> _Prompt_:
Review the listing and copy each line that holds the word "every".

> _Exercise inputs_:
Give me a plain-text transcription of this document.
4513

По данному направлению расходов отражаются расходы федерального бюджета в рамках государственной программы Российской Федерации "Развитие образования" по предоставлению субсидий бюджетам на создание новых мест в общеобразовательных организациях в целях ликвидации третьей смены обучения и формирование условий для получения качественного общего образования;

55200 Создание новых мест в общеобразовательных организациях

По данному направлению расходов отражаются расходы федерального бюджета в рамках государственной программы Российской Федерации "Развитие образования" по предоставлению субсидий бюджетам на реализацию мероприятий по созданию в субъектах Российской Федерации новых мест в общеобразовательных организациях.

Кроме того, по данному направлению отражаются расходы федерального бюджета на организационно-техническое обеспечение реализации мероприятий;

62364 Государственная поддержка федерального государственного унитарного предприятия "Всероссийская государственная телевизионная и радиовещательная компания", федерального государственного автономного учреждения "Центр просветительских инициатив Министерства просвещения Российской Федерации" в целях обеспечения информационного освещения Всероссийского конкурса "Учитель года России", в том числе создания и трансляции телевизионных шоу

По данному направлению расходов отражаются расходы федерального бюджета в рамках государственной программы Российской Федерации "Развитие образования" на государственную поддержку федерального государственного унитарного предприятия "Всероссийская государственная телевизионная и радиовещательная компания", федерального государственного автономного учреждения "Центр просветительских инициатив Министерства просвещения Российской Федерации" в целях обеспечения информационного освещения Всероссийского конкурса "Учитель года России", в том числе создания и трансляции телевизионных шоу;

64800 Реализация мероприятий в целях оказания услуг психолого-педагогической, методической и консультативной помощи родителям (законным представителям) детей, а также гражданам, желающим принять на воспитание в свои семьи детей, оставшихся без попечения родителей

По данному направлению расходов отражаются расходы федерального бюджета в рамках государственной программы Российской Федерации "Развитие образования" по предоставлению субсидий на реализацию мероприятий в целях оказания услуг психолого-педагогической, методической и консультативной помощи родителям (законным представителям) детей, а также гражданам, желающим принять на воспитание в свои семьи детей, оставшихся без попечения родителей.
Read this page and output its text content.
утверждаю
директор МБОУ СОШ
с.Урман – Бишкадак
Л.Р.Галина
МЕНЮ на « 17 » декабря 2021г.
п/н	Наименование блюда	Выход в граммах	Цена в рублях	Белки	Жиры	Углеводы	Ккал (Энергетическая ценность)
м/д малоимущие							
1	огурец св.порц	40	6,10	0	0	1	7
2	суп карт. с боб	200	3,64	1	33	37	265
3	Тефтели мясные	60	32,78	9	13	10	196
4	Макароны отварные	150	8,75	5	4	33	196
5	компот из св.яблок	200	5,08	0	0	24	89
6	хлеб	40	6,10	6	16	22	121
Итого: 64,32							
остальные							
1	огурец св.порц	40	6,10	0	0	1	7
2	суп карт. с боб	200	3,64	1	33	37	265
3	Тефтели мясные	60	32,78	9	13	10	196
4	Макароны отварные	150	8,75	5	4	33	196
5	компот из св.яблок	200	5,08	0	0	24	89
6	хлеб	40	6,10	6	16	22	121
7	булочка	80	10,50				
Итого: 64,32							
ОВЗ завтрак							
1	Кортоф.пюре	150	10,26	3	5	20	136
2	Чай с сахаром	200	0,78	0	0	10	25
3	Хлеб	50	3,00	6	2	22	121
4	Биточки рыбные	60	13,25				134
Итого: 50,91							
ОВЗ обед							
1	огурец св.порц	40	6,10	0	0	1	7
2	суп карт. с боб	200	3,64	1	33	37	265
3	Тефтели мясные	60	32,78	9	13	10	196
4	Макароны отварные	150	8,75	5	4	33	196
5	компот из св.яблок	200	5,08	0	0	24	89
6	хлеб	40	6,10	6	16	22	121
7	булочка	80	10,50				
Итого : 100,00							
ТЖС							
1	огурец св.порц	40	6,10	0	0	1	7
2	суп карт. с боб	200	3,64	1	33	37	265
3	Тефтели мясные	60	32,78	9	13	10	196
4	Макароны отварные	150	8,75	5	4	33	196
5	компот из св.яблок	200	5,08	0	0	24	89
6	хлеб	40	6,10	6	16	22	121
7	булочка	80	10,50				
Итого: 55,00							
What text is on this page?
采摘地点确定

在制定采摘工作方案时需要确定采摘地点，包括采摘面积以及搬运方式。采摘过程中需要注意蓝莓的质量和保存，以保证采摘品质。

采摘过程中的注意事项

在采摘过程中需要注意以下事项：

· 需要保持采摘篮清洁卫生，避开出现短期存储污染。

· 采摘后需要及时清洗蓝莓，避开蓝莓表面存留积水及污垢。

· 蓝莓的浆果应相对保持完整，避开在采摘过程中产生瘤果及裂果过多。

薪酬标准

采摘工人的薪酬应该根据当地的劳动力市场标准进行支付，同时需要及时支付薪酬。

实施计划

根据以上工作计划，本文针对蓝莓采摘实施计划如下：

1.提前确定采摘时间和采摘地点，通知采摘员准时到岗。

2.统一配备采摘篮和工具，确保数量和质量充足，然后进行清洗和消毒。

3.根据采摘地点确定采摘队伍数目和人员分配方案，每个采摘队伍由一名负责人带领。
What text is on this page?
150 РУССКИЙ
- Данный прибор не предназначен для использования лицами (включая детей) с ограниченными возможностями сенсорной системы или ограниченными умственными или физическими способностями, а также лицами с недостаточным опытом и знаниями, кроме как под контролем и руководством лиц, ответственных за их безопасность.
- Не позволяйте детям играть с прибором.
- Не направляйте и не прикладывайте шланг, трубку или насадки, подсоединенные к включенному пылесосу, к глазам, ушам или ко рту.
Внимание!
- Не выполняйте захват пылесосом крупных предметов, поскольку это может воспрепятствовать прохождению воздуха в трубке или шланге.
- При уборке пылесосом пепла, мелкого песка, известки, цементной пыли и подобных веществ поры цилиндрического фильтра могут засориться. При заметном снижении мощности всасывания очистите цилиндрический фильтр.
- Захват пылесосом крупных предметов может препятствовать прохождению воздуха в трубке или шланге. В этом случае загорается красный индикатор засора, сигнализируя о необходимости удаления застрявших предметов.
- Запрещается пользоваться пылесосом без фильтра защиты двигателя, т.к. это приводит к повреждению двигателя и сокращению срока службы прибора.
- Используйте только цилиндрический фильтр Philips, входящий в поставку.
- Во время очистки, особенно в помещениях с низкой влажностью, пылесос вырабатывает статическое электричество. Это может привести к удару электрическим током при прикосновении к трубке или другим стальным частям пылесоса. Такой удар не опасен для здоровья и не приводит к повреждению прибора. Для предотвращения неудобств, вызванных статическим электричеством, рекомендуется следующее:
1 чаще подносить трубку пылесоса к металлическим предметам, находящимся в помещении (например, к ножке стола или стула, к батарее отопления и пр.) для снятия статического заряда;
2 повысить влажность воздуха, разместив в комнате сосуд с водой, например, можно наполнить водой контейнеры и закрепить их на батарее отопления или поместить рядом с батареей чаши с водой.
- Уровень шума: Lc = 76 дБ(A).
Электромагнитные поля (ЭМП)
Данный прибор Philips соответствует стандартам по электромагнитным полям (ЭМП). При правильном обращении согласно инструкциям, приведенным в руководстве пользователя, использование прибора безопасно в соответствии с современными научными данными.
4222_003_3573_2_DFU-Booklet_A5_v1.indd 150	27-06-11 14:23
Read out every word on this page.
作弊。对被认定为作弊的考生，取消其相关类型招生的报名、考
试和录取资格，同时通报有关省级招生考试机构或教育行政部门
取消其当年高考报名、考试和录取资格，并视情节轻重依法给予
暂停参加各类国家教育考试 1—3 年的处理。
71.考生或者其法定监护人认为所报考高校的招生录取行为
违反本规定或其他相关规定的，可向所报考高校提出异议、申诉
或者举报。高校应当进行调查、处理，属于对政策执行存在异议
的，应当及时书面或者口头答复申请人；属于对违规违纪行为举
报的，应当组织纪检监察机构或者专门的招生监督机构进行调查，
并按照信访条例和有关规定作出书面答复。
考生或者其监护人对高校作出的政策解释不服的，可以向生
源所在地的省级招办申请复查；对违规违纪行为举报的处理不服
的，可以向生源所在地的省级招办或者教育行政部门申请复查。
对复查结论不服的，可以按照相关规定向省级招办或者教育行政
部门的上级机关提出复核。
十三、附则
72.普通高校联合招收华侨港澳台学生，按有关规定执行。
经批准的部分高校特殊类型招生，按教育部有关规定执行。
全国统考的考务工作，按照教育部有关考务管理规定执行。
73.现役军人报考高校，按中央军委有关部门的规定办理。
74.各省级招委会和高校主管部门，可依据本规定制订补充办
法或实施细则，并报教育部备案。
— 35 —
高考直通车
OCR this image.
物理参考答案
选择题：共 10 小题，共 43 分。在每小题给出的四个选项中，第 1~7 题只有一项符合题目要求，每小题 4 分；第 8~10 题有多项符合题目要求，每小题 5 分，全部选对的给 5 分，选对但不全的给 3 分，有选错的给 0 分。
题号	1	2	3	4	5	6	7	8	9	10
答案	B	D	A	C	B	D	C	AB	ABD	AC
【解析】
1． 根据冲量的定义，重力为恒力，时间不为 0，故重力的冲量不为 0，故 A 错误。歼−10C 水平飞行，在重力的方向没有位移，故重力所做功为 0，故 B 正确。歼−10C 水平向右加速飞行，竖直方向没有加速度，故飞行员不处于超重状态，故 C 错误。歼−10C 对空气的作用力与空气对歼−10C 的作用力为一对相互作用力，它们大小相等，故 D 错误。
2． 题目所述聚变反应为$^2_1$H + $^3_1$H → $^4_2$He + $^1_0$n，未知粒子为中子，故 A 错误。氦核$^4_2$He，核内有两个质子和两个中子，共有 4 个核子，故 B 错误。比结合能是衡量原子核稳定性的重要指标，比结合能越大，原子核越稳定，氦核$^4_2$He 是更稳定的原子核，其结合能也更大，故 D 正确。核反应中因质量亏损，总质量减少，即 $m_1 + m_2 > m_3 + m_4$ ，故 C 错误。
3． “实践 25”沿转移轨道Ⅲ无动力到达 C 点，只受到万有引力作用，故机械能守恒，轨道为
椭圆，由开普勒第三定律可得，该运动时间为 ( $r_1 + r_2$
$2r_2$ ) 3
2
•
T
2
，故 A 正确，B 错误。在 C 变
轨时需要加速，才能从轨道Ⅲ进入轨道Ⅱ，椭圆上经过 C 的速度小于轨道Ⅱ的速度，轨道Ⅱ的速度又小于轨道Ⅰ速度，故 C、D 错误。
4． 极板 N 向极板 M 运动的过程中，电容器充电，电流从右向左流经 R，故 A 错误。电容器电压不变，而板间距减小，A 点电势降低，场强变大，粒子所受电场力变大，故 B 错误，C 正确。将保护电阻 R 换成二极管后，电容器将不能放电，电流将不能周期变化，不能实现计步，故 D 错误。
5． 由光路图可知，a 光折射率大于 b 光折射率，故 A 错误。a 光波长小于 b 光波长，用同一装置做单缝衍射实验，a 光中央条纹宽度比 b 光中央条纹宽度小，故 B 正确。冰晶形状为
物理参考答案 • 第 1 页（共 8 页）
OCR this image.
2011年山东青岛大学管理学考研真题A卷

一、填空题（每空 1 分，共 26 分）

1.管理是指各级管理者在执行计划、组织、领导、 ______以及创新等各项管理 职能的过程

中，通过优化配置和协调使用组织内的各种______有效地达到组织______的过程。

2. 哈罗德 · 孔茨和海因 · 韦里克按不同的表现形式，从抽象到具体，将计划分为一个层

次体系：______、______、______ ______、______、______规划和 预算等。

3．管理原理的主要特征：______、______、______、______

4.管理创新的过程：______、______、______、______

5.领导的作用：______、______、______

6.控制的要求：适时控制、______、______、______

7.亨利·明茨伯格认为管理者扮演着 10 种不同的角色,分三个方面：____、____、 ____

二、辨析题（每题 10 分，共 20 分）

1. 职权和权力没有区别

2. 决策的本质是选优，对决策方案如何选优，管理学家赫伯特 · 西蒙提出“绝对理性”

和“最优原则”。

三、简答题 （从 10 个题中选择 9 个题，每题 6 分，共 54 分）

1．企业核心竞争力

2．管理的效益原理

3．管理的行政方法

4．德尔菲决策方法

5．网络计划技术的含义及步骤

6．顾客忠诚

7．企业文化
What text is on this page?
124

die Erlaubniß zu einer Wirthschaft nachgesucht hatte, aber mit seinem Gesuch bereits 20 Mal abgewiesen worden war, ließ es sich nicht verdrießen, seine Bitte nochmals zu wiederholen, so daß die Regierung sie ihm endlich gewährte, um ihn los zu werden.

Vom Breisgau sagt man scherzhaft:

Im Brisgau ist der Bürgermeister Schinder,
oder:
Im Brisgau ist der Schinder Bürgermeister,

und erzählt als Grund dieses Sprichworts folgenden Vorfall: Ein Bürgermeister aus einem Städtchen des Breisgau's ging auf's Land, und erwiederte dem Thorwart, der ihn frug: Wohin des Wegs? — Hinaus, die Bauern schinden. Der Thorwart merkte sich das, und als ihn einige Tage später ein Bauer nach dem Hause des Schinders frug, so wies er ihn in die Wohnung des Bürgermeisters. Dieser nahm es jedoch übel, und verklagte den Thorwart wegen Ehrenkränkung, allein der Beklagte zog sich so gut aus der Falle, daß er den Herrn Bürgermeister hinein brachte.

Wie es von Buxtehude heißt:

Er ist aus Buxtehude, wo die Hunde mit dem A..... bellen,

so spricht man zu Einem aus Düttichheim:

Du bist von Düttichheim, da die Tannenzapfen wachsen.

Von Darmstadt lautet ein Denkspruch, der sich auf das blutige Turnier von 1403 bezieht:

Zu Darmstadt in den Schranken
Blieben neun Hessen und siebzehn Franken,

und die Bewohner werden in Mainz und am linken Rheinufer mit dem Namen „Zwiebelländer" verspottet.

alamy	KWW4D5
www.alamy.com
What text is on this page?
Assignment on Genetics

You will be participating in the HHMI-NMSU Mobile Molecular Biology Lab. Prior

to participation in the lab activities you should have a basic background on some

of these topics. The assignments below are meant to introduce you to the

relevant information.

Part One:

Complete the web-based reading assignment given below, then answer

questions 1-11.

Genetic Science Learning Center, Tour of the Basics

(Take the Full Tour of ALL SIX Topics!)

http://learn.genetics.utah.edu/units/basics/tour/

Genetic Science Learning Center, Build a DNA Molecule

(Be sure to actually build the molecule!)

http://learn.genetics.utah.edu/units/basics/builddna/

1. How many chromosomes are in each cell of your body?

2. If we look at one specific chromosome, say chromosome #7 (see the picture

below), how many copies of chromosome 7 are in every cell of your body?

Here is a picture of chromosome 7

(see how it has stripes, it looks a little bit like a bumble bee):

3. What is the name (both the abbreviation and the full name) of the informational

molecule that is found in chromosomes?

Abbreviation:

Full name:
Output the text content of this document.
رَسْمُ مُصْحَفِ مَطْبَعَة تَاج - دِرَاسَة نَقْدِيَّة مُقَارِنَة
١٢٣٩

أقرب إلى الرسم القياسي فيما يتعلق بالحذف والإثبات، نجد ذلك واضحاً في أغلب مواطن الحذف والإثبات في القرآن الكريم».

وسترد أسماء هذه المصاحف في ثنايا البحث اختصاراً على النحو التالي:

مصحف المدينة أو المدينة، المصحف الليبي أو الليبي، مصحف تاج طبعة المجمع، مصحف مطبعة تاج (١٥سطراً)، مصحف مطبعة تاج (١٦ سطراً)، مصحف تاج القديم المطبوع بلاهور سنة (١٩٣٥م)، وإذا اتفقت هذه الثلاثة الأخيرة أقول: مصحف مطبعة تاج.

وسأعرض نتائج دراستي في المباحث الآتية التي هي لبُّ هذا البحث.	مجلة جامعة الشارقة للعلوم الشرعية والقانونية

> _Finished answer_:
Read out every word on this page.
below), how many copies of chromosome 7 are in every cell of your body?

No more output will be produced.